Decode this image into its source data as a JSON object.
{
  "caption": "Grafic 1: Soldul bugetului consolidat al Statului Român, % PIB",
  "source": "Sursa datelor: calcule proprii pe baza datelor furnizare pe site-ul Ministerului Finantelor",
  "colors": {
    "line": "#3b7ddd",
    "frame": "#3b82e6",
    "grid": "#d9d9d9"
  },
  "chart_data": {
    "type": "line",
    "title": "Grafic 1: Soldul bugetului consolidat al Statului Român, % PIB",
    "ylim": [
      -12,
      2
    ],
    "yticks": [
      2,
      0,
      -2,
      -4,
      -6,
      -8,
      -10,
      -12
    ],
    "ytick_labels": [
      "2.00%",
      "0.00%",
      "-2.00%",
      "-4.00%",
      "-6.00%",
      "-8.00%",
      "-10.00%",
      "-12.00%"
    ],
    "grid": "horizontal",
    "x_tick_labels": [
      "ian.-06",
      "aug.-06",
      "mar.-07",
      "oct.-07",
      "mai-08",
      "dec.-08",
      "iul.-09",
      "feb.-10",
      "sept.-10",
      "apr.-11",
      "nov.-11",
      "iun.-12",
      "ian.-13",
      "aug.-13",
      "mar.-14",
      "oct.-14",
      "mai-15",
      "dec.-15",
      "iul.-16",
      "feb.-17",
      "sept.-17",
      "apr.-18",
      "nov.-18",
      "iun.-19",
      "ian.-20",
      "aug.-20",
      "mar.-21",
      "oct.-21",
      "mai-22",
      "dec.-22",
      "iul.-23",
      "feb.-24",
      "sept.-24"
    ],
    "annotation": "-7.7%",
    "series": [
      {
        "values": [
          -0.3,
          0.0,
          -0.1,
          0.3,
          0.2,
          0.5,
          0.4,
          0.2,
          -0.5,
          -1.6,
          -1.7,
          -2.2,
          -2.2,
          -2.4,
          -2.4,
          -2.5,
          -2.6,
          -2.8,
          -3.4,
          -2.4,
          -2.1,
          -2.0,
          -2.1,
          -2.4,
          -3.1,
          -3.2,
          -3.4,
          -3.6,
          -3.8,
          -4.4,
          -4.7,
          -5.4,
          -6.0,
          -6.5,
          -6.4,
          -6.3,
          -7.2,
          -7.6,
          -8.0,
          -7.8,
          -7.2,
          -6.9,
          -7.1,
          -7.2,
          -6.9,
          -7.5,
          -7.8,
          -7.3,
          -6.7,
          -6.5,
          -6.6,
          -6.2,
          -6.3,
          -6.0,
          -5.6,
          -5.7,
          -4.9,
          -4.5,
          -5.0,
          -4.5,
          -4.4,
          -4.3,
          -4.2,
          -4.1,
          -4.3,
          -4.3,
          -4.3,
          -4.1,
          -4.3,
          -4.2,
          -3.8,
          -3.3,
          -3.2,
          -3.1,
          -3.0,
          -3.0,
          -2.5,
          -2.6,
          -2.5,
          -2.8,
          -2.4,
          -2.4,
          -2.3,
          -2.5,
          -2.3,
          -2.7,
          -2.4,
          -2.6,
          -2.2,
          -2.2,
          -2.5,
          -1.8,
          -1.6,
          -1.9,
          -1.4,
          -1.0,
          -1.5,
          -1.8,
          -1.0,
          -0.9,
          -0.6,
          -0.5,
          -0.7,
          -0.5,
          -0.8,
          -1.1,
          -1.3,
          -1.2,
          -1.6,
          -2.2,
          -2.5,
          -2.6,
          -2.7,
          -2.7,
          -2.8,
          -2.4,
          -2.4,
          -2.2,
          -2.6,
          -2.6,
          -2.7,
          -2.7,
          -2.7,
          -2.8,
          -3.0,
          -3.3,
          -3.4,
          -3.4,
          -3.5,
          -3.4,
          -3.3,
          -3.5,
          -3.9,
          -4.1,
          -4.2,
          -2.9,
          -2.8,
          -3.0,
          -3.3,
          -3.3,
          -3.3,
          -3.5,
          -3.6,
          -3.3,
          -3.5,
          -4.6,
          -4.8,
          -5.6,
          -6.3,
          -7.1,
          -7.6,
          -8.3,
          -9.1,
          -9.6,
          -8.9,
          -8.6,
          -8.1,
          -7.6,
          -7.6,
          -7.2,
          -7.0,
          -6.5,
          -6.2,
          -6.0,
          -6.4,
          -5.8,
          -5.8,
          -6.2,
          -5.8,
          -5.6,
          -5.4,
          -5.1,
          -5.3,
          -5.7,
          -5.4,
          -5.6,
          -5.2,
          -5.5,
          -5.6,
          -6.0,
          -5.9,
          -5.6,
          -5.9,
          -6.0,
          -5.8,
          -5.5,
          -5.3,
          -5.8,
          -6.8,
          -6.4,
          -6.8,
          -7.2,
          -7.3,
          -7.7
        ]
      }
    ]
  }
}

────────────────

Write out all of the records above exactly as they appear.

Decode this image into its source data as a JSON object.
{
  "caption": "Grafic 1: Soldul bugetului consolidat al Statului Român, % PIB",
  "source": "Sursa datelor: calcule proprii pe baza datelor furnizare pe site-ul Ministerului Finantelor",
  "colors": {
    "line": "#3b7ddd",
    "frame": "#3b82e6",
    "grid": "#d9d9d9"
  },
  "chart_data": {
    "type": "line",
    "title": "Grafic 1: Soldul bugetului consolidat al Statului Român, % PIB",
    "ylim": [
      -12,
      2
    ],
    "yticks": [
      2,
      0,
      -2,
      -4,
      -6,
      -8,
      -10,
      -12
    ],
    "ytick_labels": [
      "2.00%",
      "0.00%",
      "-2.00%",
      "-4.00%",
      "-6.00%",
      "-8.00%",
      "-10.00%",
      "-12.00%"
    ],
    "grid": "horizontal",
    "x_tick_labels": [
      "ian.-06",
      "aug.-06",
      "mar.-07",
      "oct.-07",
      "mai-08",
      "dec.-08",
      "iul.-09",
      "feb.-10",
      "sept.-10",
      "apr.-11",
      "nov.-11",
      "iun.-12",
      "ian.-13",
      "aug.-13",
      "mar.-14",
      "oct.-14",
      "mai-15",
      "dec.-15",
      "iul.-16",
      "feb.-17",
      "sept.-17",
      "apr.-18",
      "nov.-18",
      "iun.-19",
      "ian.-20",
      "aug.-20",
      "mar.-21",
      "oct.-21",
      "mai-22",
      "dec.-22",
      "iul.-23",
      "feb.-24",
      "sept.-24"
    ],
    "annotation": "-7.7%",
    "series": [
      {
        "values": [
          -0.3,
          0.0,
          -0.1,
          0.3,
          0.2,
          0.5,
          0.4,
          0.2,
          -0.5,
          -1.6,
          -1.7,
          -2.2,
          -2.2,
          -2.4,
          -2.4,
          -2.5,
          -2.6,
          -2.8,
          -3.4,
          -2.4,
          -2.1,
          -2.0,
          -2.1,
          -2.4,
          -3.1,
          -3.2,
          -3.4,
          -3.6,
          -3.8,
          -4.4,
          -4.7,
          -5.4,
          -6.0,
          -6.5,
          -6.4,
          -6.3,
          -7.2,
          -7.6,
          -8.0,
          -7.8,
          -7.2,
          -6.9,
          -7.1,
          -7.2,
          -6.9,
          -7.5,
          -7.8,
          -7.3,
          -6.7,
          -6.5,
          -6.6,
          -6.2,
          -6.3,
          -6.0,
          -5.6,
          -5.7,
          -4.9,
          -4.5,
          -5.0,
          -4.5,
          -4.4,
          -4.3,
          -4.2,
          -4.1,
          -4.3,
          -4.3,
          -4.3,
          -4.1,
          -4.3,
          -4.2,
          -3.8,
          -3.3,
          -3.2,
          -3.1,
          -3.0,
          -3.0,
          -2.5,
          -2.6,
          -2.5,
          -2.8,
          -2.4,
          -2.4,
          -2.3,
          -2.5,
          -2.3,
          -2.7,
          -2.4,
          -2.6,
          -2.2,
          -2.2,
          -2.5,
          -1.8,
          -1.6,
          -1.9,
          -1.4,
          -1.0,
          -1.5,
          -1.8,
          -1.0,
          -0.9,
          -0.6,
          -0.5,
          -0.7,
          -0.5,
          -0.8,
          -1.1,
          -1.3,
          -1.2,
          -1.6,
          -2.2,
          -2.5,
          -2.6,
          -2.7,
          -2.7,
          -2.8,
          -2.4,
          -2.4,
          -2.2,
          -2.6,
          -2.6,
          -2.7,
          -2.7,
          -2.7,
          -2.8,
          -3.0,
          -3.3,
          -3.4,
          -3.4,
          -3.5,
          -3.4,
          -3.3,
          -3.5,
          -3.9,
          -4.1,
          -4.2,
          -2.9,
          -2.8,
          -3.0,
          -3.3,
          -3.3,
          -3.3,
          -3.5,
          -3.6,
          -3.3,
          -3.5,
          -4.6,
          -4.8,
          -5.6,
          -6.3,
          -7.1,
          -7.6,
          -8.3,
          -9.1,
          -9.6,
          -8.9,
          -8.6,
          -8.1,
          -7.6,
          -7.6,
          -7.2,
          -7.0,
          -6.5,
          -6.2,
          -6.0,
          -6.4,
          -5.8,
          -5.8,
          -6.2,
          -5.8,
          -5.6,
          -5.4,
          -5.1,
          -5.3,
          -5.7,
          -5.4,
          -5.6,
          -5.2,
          -5.5,
          -5.6,
          -6.0,
          -5.9,
          -5.6,
          -5.9,
          -6.0,
          -5.8,
          -5.5,
          -5.3,
          -5.8,
          -6.8,
          -6.4,
          -6.8,
          -7.2,
          -7.3,
          -7.7
        ]
      }
    ]
  }
}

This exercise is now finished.